--- What you should do ---
Will you transcribe all the entries word for word, skipping the pictures they hold?

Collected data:
— START —

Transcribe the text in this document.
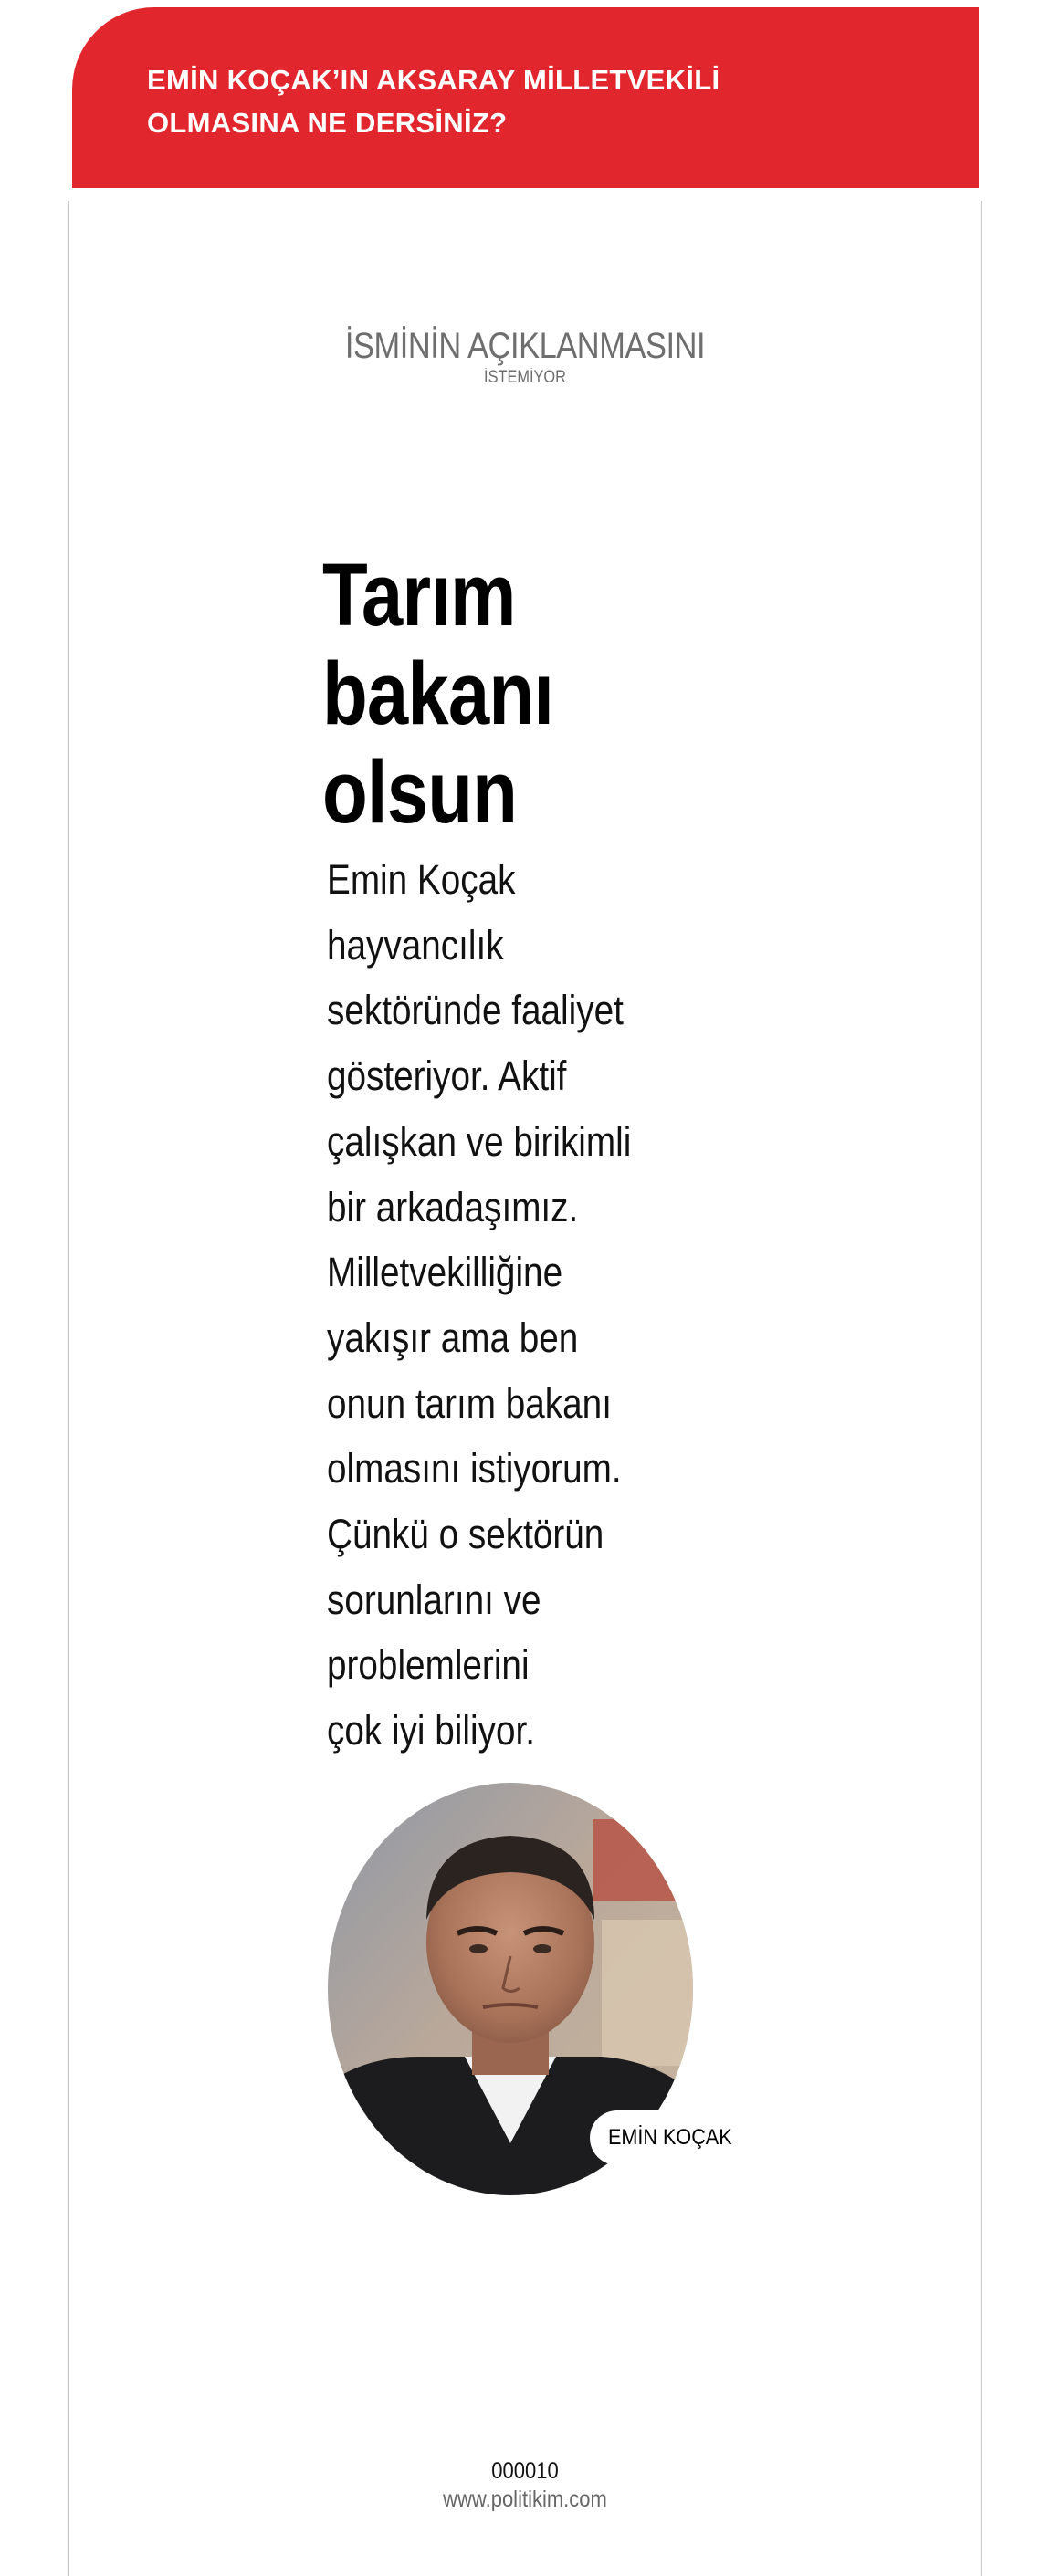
EMİN KOÇAK’IN AKSARAY MİLLETVEKİLİ
OLMASINA NE DERSİNİZ?
İSMİNİN AÇIKLANMASINI
İSTEMİYOR
Tarım
bakanı
olsun
Emin Koçak
hayvancılık
sektöründe faaliyet
gösteriyor. Aktif
çalışkan ve birikimli
bir arkadaşımız.
Milletvekilliğine
yakışır ama ben
onun tarım bakanı
olmasını istiyorum.
Çünkü o sektörün
sorunlarını ve
problemlerini
çok iyi biliyor.
EMİN KOÇAK
000010
www.politikim.com
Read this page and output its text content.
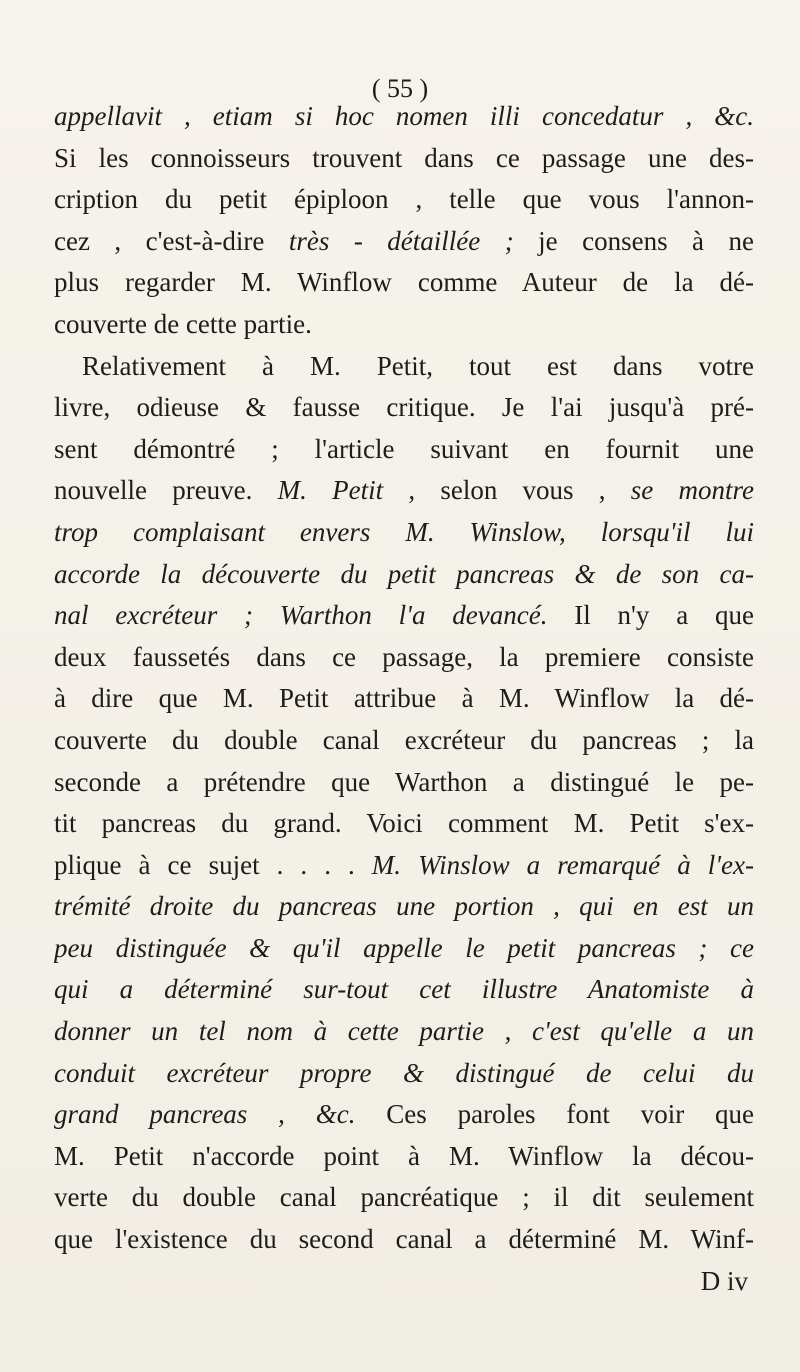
( 55 )
appellavit , etiam si hoc nomen illi concedatur , &c.
Si les connoisseurs trouvent dans ce passage une des-
cription du petit épiploon , telle que vous l'annon-
cez , c'est-à-dire très - détaillée ; je consens à ne
plus regarder M. Winflow comme Auteur de la dé-
couverte de cette partie.
Relativement à M. Petit, tout est dans votre
livre, odieuse & fausse critique. Je l'ai jusqu'à pré-
sent démontré ; l'article suivant en fournit une
nouvelle preuve. M. Petit , selon vous , se montre
trop complaisant envers M. Winslow, lorsqu'il lui
accorde la découverte du petit pancreas & de son ca-
nal excréteur ; Warthon l'a devancé. Il n'y a que
deux faussetés dans ce passage, la premiere consiste
à dire que M. Petit attribue à M. Winflow la dé-
couverte du double canal excréteur du pancreas ; la
seconde a prétendre que Warthon a distingué le pe-
tit pancreas du grand. Voici comment M. Petit s'ex-
plique à ce sujet . . . . M. Winslow a remarqué à l'ex-
trémité droite du pancreas une portion , qui en est un
peu distinguée & qu'il appelle le petit pancreas ; ce
qui a déterminé sur-tout cet illustre Anatomiste à
donner un tel nom à cette partie , c'est qu'elle a un
conduit excréteur propre & distingué de celui du
grand pancreas , &c. Ces paroles font voir que
M. Petit n'accorde point à M. Winflow la décou-
verte du double canal pancréatique ; il dit seulement
que l'existence du second canal a déterminé M. Winf-
D iv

— END —

--- Final result ---
Transcribe the text in this document.
EMİN KOÇAK’IN AKSARAY MİLLETVEKİLİ
OLMASINA NE DERSİNİZ?
İSMİNİN AÇIKLANMASINI
İSTEMİYOR
Tarım
bakanı
olsun
Emin Koçak
hayvancılık
sektöründe faaliyet
gösteriyor. Aktif
çalışkan ve birikimli
bir arkadaşımız.
Milletvekilliğine
yakışır ama ben
onun tarım bakanı
olmasını istiyorum.
Çünkü o sektörün
sorunlarını ve
problemlerini
çok iyi biliyor.
EMİN KOÇAK
000010
www.politikim.com
Read this page and output its text content.
( 55 )
appellavit , etiam si hoc nomen illi concedatur , &c.
Si les connoisseurs trouvent dans ce passage une des-
cription du petit épiploon , telle que vous l'annon-
cez , c'est-à-dire très - détaillée ; je consens à ne
plus regarder M. Winflow comme Auteur de la dé-
couverte de cette partie.
Relativement à M. Petit, tout est dans votre
livre, odieuse & fausse critique. Je l'ai jusqu'à pré-
sent démontré ; l'article suivant en fournit une
nouvelle preuve. M. Petit , selon vous , se montre
trop complaisant envers M. Winslow, lorsqu'il lui
accorde la découverte du petit pancreas & de son ca-
nal excréteur ; Warthon l'a devancé. Il n'y a que
deux faussetés dans ce passage, la premiere consiste
à dire que M. Petit attribue à M. Winflow la dé-
couverte du double canal excréteur du pancreas ; la
seconde a prétendre que Warthon a distingué le pe-
tit pancreas du grand. Voici comment M. Petit s'ex-
plique à ce sujet . . . . M. Winslow a remarqué à l'ex-
trémité droite du pancreas une portion , qui en est un
peu distinguée & qu'il appelle le petit pancreas ; ce
qui a déterminé sur-tout cet illustre Anatomiste à
donner un tel nom à cette partie , c'est qu'elle a un
conduit excréteur propre & distingué de celui du
grand pancreas , &c. Ces paroles font voir que
M. Petit n'accorde point à M. Winflow la décou-
verte du double canal pancréatique ; il dit seulement
que l'existence du second canal a déterminé M. Winf-
D iv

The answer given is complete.